[Dataset records]
⟨

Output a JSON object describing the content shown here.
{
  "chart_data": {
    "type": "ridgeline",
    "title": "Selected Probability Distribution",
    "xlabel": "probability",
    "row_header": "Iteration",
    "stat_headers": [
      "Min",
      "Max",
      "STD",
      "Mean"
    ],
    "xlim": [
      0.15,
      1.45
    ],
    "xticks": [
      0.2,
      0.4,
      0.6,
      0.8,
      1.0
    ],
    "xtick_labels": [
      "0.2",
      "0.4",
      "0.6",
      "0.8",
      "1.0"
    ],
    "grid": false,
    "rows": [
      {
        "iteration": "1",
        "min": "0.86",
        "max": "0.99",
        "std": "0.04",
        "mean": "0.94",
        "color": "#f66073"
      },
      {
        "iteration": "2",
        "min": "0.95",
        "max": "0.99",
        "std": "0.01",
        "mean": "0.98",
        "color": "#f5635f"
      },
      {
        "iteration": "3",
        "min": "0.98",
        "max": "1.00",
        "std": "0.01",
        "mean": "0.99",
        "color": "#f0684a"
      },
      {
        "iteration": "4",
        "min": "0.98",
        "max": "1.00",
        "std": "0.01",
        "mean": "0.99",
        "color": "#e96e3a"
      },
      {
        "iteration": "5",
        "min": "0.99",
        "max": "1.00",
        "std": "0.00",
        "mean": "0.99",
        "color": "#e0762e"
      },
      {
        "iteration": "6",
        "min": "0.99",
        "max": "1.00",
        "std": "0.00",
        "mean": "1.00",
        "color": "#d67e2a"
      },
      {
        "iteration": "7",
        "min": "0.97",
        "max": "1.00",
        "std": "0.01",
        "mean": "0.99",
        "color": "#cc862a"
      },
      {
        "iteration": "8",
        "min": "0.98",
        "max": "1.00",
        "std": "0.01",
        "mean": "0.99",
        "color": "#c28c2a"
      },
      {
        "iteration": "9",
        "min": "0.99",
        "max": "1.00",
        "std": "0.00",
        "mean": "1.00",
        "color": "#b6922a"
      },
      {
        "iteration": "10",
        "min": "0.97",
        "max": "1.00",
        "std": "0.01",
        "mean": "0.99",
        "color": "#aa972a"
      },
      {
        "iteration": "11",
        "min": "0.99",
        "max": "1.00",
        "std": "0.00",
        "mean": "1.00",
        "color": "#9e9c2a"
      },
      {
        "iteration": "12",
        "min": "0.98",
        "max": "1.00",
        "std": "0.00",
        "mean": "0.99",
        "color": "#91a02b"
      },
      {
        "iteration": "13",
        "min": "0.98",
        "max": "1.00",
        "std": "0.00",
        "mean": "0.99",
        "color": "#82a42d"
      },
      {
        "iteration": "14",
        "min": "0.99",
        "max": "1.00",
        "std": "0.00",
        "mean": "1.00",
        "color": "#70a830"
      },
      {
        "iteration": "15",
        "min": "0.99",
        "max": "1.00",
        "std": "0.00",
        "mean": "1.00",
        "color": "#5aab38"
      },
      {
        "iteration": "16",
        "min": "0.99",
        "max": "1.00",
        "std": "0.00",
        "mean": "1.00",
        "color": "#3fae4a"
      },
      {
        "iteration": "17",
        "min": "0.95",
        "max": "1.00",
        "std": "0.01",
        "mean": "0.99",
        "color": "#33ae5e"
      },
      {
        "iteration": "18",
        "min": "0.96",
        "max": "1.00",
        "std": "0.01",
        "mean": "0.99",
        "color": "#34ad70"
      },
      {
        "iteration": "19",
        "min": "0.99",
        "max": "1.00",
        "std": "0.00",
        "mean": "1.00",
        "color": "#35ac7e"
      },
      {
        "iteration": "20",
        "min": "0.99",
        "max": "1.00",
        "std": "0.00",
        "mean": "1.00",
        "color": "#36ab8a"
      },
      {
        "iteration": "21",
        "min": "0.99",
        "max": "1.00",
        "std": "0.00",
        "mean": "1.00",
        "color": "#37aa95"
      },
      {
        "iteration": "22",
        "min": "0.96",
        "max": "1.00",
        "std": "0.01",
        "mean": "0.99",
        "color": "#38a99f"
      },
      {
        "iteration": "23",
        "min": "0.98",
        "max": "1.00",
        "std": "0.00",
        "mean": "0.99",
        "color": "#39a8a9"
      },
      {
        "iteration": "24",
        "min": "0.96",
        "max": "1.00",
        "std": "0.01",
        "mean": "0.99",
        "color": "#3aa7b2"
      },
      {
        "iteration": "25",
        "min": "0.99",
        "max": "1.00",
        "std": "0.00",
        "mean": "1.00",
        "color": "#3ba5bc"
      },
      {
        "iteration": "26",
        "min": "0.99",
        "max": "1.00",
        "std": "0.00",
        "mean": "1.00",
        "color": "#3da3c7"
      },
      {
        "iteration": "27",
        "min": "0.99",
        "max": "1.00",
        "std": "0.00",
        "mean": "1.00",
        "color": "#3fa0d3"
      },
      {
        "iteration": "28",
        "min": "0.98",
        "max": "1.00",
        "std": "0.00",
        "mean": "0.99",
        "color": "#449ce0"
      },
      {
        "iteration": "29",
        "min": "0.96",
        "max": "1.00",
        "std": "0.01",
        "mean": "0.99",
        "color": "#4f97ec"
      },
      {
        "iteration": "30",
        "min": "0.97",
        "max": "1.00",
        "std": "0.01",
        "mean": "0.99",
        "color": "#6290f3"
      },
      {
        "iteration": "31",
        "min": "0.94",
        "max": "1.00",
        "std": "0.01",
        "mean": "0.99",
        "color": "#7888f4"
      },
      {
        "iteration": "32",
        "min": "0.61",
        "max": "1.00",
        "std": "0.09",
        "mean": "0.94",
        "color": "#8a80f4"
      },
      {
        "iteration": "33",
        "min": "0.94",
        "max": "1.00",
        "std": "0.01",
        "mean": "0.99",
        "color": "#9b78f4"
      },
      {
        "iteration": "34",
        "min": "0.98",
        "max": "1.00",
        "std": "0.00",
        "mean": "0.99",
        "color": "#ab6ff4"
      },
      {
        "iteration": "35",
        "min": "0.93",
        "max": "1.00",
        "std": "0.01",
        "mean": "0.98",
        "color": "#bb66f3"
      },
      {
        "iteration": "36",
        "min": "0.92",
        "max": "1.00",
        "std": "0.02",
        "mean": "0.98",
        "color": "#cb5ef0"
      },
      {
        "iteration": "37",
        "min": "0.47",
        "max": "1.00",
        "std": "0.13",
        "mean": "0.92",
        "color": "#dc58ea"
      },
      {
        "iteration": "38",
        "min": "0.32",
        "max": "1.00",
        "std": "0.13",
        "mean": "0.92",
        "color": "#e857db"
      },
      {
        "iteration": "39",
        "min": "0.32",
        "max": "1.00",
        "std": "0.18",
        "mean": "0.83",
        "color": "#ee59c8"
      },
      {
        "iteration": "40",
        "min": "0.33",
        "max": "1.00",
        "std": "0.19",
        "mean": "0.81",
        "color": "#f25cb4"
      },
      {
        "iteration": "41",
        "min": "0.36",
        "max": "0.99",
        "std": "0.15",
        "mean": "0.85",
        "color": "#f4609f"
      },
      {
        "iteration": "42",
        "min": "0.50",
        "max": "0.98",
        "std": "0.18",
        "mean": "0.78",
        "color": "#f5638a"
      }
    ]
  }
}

⟩

* GIVEN INSTRUCTION
All of the material must be reproduced exactly.

* EXPECTED ANSWER
Output a JSON object describing the content shown here.
{
  "chart_data": {
    "type": "ridgeline",
    "title": "Selected Probability Distribution",
    "xlabel": "probability",
    "row_header": "Iteration",
    "stat_headers": [
      "Min",
      "Max",
      "STD",
      "Mean"
    ],
    "xlim": [
      0.15,
      1.45
    ],
    "xticks": [
      0.2,
      0.4,
      0.6,
      0.8,
      1.0
    ],
    "xtick_labels": [
      "0.2",
      "0.4",
      "0.6",
      "0.8",
      "1.0"
    ],
    "grid": false,
    "rows": [
      {
        "iteration": "1",
        "min": "0.86",
        "max": "0.99",
        "std": "0.04",
        "mean": "0.94",
        "color": "#f66073"
      },
      {
        "iteration": "2",
        "min": "0.95",
        "max": "0.99",
        "std": "0.01",
        "mean": "0.98",
        "color": "#f5635f"
      },
      {
        "iteration": "3",
        "min": "0.98",
        "max": "1.00",
        "std": "0.01",
        "mean": "0.99",
        "color": "#f0684a"
      },
      {
        "iteration": "4",
        "min": "0.98",
        "max": "1.00",
        "std": "0.01",
        "mean": "0.99",
        "color": "#e96e3a"
      },
      {
        "iteration": "5",
        "min": "0.99",
        "max": "1.00",
        "std": "0.00",
        "mean": "0.99",
        "color": "#e0762e"
      },
      {
        "iteration": "6",
        "min": "0.99",
        "max": "1.00",
        "std": "0.00",
        "mean": "1.00",
        "color": "#d67e2a"
      },
      {
        "iteration": "7",
        "min": "0.97",
        "max": "1.00",
        "std": "0.01",
        "mean": "0.99",
        "color": "#cc862a"
      },
      {
        "iteration": "8",
        "min": "0.98",
        "max": "1.00",
        "std": "0.01",
        "mean": "0.99",
        "color": "#c28c2a"
      },
      {
        "iteration": "9",
        "min": "0.99",
        "max": "1.00",
        "std": "0.00",
        "mean": "1.00",
        "color": "#b6922a"
      },
      {
        "iteration": "10",
        "min": "0.97",
        "max": "1.00",
        "std": "0.01",
        "mean": "0.99",
        "color": "#aa972a"
      },
      {
        "iteration": "11",
        "min": "0.99",
        "max": "1.00",
        "std": "0.00",
        "mean": "1.00",
        "color": "#9e9c2a"
      },
      {
        "iteration": "12",
        "min": "0.98",
        "max": "1.00",
        "std": "0.00",
        "mean": "0.99",
        "color": "#91a02b"
      },
      {
        "iteration": "13",
        "min": "0.98",
        "max": "1.00",
        "std": "0.00",
        "mean": "0.99",
        "color": "#82a42d"
      },
      {
        "iteration": "14",
        "min": "0.99",
        "max": "1.00",
        "std": "0.00",
        "mean": "1.00",
        "color": "#70a830"
      },
      {
        "iteration": "15",
        "min": "0.99",
        "max": "1.00",
        "std": "0.00",
        "mean": "1.00",
        "color": "#5aab38"
      },
      {
        "iteration": "16",
        "min": "0.99",
        "max": "1.00",
        "std": "0.00",
        "mean": "1.00",
        "color": "#3fae4a"
      },
      {
        "iteration": "17",
        "min": "0.95",
        "max": "1.00",
        "std": "0.01",
        "mean": "0.99",
        "color": "#33ae5e"
      },
      {
        "iteration": "18",
        "min": "0.96",
        "max": "1.00",
        "std": "0.01",
        "mean": "0.99",
        "color": "#34ad70"
      },
      {
        "iteration": "19",
        "min": "0.99",
        "max": "1.00",
        "std": "0.00",
        "mean": "1.00",
        "color": "#35ac7e"
      },
      {
        "iteration": "20",
        "min": "0.99",
        "max": "1.00",
        "std": "0.00",
        "mean": "1.00",
        "color": "#36ab8a"
      },
      {
        "iteration": "21",
        "min": "0.99",
        "max": "1.00",
        "std": "0.00",
        "mean": "1.00",
        "color": "#37aa95"
      },
      {
        "iteration": "22",
        "min": "0.96",
        "max": "1.00",
        "std": "0.01",
        "mean": "0.99",
        "color": "#38a99f"
      },
      {
        "iteration": "23",
        "min": "0.98",
        "max": "1.00",
        "std": "0.00",
        "mean": "0.99",
        "color": "#39a8a9"
      },
      {
        "iteration": "24",
        "min": "0.96",
        "max": "1.00",
        "std": "0.01",
        "mean": "0.99",
        "color": "#3aa7b2"
      },
      {
        "iteration": "25",
        "min": "0.99",
        "max": "1.00",
        "std": "0.00",
        "mean": "1.00",
        "color": "#3ba5bc"
      },
      {
        "iteration": "26",
        "min": "0.99",
        "max": "1.00",
        "std": "0.00",
        "mean": "1.00",
        "color": "#3da3c7"
      },
      {
        "iteration": "27",
        "min": "0.99",
        "max": "1.00",
        "std": "0.00",
        "mean": "1.00",
        "color": "#3fa0d3"
      },
      {
        "iteration": "28",
        "min": "0.98",
        "max": "1.00",
        "std": "0.00",
        "mean": "0.99",
        "color": "#449ce0"
      },
      {
        "iteration": "29",
        "min": "0.96",
        "max": "1.00",
        "std": "0.01",
        "mean": "0.99",
        "color": "#4f97ec"
      },
      {
        "iteration": "30",
        "min": "0.97",
        "max": "1.00",
        "std": "0.01",
        "mean": "0.99",
        "color": "#6290f3"
      },
      {
        "iteration": "31",
        "min": "0.94",
        "max": "1.00",
        "std": "0.01",
        "mean": "0.99",
        "color": "#7888f4"
      },
      {
        "iteration": "32",
        "min": "0.61",
        "max": "1.00",
        "std": "0.09",
        "mean": "0.94",
        "color": "#8a80f4"
      },
      {
        "iteration": "33",
        "min": "0.94",
        "max": "1.00",
        "std": "0.01",
        "mean": "0.99",
        "color": "#9b78f4"
      },
      {
        "iteration": "34",
        "min": "0.98",
        "max": "1.00",
        "std": "0.00",
        "mean": "0.99",
        "color": "#ab6ff4"
      },
      {
        "iteration": "35",
        "min": "0.93",
        "max": "1.00",
        "std": "0.01",
        "mean": "0.98",
        "color": "#bb66f3"
      },
      {
        "iteration": "36",
        "min": "0.92",
        "max": "1.00",
        "std": "0.02",
        "mean": "0.98",
        "color": "#cb5ef0"
      },
      {
        "iteration": "37",
        "min": "0.47",
        "max": "1.00",
        "std": "0.13",
        "mean": "0.92",
        "color": "#dc58ea"
      },
      {
        "iteration": "38",
        "min": "0.32",
        "max": "1.00",
        "std": "0.13",
        "mean": "0.92",
        "color": "#e857db"
      },
      {
        "iteration": "39",
        "min": "0.32",
        "max": "1.00",
        "std": "0.18",
        "mean": "0.83",
        "color": "#ee59c8"
      },
      {
        "iteration": "40",
        "min": "0.33",
        "max": "1.00",
        "std": "0.19",
        "mean": "0.81",
        "color": "#f25cb4"
      },
      {
        "iteration": "41",
        "min": "0.36",
        "max": "0.99",
        "std": "0.15",
        "mean": "0.85",
        "color": "#f4609f"
      },
      {
        "iteration": "42",
        "min": "0.50",
        "max": "0.98",
        "std": "0.18",
        "mean": "0.78",
        "color": "#f5638a"
      }
    ]
  }
}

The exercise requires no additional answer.